Items from a data source
........

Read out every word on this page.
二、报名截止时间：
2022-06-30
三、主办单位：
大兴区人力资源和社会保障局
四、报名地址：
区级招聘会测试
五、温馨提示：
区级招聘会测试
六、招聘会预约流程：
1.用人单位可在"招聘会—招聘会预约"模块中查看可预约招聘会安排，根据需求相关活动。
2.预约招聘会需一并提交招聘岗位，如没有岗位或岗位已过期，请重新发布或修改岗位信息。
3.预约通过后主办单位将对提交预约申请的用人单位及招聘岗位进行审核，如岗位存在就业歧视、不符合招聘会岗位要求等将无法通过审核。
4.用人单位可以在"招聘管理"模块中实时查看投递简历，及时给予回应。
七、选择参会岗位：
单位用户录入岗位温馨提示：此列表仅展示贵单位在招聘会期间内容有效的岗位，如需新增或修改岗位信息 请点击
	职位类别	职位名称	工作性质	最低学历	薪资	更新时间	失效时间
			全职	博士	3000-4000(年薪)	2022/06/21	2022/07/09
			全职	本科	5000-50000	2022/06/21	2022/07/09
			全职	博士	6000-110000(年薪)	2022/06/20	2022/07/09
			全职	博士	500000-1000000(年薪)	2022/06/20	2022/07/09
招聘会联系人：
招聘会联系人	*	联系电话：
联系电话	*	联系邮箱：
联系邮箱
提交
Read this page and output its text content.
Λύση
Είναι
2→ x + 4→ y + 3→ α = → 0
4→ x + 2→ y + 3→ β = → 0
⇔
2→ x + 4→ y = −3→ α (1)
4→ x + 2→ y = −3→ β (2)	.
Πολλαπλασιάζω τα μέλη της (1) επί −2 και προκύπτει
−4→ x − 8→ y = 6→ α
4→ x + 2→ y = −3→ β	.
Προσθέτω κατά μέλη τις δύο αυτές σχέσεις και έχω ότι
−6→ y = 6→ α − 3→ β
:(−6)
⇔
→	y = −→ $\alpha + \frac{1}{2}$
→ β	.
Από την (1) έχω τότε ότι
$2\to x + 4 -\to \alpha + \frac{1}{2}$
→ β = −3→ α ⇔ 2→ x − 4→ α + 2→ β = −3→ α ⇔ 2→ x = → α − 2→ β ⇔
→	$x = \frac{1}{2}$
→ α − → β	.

........

■ WORK TO COMPLETE
Write out the whole listing again. Match it word for word.

■ WRITTEN REPLY
Read out every word on this page.
二、报名截止时间：
2022-06-30
三、主办单位：
大兴区人力资源和社会保障局
四、报名地址：
区级招聘会测试
五、温馨提示：
区级招聘会测试
六、招聘会预约流程：
1.用人单位可在"招聘会—招聘会预约"模块中查看可预约招聘会安排，根据需求相关活动。
2.预约招聘会需一并提交招聘岗位，如没有岗位或岗位已过期，请重新发布或修改岗位信息。
3.预约通过后主办单位将对提交预约申请的用人单位及招聘岗位进行审核，如岗位存在就业歧视、不符合招聘会岗位要求等将无法通过审核。
4.用人单位可以在"招聘管理"模块中实时查看投递简历，及时给予回应。
七、选择参会岗位：
单位用户录入岗位温馨提示：此列表仅展示贵单位在招聘会期间内容有效的岗位，如需新增或修改岗位信息 请点击
	职位类别	职位名称	工作性质	最低学历	薪资	更新时间	失效时间
			全职	博士	3000-4000(年薪)	2022/06/21	2022/07/09
			全职	本科	5000-50000	2022/06/21	2022/07/09
			全职	博士	6000-110000(年薪)	2022/06/20	2022/07/09
			全职	博士	500000-1000000(年薪)	2022/06/20	2022/07/09
招聘会联系人：
招聘会联系人	*	联系电话：
联系电话	*	联系邮箱：
联系邮箱
提交
Read this page and output its text content.
Λύση
Είναι
2→ x + 4→ y + 3→ α = → 0
4→ x + 2→ y + 3→ β = → 0
⇔
2→ x + 4→ y = −3→ α (1)
4→ x + 2→ y = −3→ β (2)	.
Πολλαπλασιάζω τα μέλη της (1) επί −2 και προκύπτει
−4→ x − 8→ y = 6→ α
4→ x + 2→ y = −3→ β	.
Προσθέτω κατά μέλη τις δύο αυτές σχέσεις και έχω ότι
−6→ y = 6→ α − 3→ β
:(−6)
⇔
→	y = −→ $\alpha + \frac{1}{2}$
→ β	.
Από την (1) έχω τότε ότι
$2\to x + 4 -\to \alpha + \frac{1}{2}$
→ β = −3→ α ⇔ 2→ x − 4→ α + 2→ β = −3→ α ⇔ 2→ x = → α − 2→ β ⇔
→	$x = \frac{1}{2}$
→ α − → β	.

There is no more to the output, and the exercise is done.